- **Task to complete**
The exercise asks you to copy every line below in which "normalized" appears.

- **Task material**
◇ ◇ ◇ ◇

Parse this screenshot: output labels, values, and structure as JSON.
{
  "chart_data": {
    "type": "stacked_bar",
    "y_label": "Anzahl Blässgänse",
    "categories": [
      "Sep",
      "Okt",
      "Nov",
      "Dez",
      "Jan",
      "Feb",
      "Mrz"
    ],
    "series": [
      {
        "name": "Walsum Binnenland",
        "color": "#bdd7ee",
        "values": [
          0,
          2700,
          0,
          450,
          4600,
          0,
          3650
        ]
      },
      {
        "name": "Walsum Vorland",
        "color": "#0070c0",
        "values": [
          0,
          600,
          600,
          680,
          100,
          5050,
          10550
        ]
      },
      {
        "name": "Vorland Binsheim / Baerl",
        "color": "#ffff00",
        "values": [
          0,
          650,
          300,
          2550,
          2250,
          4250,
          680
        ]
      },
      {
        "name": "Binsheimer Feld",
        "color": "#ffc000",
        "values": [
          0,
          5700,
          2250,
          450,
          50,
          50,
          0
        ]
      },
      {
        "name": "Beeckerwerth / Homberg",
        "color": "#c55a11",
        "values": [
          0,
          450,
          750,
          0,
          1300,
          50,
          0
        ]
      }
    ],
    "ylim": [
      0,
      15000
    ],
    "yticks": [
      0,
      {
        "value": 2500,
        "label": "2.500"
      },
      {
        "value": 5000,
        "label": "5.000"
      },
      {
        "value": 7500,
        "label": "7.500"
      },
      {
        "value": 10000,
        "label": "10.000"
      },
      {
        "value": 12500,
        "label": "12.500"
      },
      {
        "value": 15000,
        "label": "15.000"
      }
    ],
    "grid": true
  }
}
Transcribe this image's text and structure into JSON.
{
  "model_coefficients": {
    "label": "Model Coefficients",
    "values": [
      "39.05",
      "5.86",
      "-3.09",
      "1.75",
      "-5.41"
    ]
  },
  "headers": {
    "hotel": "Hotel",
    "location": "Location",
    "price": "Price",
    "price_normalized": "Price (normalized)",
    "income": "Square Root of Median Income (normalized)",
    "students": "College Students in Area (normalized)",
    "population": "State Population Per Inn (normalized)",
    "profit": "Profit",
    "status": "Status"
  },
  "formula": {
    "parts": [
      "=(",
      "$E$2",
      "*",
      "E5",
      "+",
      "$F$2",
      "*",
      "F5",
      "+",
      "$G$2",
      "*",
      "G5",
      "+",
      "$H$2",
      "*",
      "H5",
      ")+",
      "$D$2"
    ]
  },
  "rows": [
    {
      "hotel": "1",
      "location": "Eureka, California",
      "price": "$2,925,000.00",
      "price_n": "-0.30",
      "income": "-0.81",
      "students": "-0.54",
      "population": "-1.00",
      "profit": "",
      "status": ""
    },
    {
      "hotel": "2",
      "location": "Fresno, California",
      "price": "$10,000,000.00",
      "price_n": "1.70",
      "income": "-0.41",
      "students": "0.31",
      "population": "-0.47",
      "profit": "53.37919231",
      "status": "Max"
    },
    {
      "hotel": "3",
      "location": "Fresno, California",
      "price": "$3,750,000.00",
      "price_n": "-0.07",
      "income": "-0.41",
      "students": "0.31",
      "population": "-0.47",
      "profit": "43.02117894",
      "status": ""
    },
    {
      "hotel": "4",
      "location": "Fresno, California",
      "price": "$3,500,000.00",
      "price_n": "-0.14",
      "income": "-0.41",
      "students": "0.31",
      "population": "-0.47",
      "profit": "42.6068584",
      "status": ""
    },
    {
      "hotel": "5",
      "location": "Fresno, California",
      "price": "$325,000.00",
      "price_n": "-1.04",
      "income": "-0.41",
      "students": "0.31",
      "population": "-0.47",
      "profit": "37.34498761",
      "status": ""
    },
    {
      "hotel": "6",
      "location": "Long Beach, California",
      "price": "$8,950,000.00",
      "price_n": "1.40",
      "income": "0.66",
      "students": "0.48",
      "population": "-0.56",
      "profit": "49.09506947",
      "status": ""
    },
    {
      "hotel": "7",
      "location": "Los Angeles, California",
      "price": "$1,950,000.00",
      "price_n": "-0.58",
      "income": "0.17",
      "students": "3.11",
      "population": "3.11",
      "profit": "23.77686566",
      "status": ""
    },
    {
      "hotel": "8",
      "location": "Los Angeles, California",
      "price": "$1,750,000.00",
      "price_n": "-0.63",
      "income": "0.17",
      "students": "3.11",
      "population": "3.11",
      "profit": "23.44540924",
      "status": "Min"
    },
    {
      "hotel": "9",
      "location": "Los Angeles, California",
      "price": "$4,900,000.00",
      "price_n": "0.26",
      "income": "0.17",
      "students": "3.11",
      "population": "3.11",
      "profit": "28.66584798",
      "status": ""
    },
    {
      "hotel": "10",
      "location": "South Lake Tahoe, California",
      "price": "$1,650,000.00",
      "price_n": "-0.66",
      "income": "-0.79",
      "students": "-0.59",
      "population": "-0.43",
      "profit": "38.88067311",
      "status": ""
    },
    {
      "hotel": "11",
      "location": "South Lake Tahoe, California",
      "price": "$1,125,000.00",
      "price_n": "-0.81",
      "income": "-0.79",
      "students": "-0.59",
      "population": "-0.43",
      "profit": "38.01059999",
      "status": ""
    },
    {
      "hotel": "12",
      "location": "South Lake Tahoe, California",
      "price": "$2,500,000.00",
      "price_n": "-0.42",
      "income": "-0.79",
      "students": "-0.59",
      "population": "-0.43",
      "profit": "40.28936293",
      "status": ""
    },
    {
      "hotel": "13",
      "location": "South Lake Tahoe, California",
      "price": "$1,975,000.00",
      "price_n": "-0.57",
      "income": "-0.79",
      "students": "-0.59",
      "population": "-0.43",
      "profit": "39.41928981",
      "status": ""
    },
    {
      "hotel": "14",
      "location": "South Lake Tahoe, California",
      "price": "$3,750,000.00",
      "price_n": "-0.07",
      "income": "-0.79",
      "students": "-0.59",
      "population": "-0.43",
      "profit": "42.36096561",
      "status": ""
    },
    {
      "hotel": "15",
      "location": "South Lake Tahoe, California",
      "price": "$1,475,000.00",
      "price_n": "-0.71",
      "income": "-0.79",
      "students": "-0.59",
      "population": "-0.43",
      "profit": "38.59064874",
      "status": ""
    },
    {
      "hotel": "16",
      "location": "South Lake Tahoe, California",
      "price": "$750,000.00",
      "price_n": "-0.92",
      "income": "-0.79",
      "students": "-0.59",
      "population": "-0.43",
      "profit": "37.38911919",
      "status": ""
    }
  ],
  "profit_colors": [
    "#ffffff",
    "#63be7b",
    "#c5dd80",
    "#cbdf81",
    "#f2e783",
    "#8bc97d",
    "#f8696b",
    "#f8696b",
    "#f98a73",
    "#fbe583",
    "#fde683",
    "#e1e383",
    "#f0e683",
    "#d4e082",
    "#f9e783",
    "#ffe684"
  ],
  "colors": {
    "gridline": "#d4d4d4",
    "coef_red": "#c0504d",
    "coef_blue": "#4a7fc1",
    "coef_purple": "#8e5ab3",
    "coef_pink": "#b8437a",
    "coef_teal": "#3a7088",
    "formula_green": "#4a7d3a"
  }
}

◇ ◇ ◇ ◇

- **Written response**
    "price_normalized": "Price (normalized)",
    "income": "Square Root of Median Income (normalized)",
    "students": "College Students in Area (normalized)",
    "population": "State Population Per Inn (normalized)",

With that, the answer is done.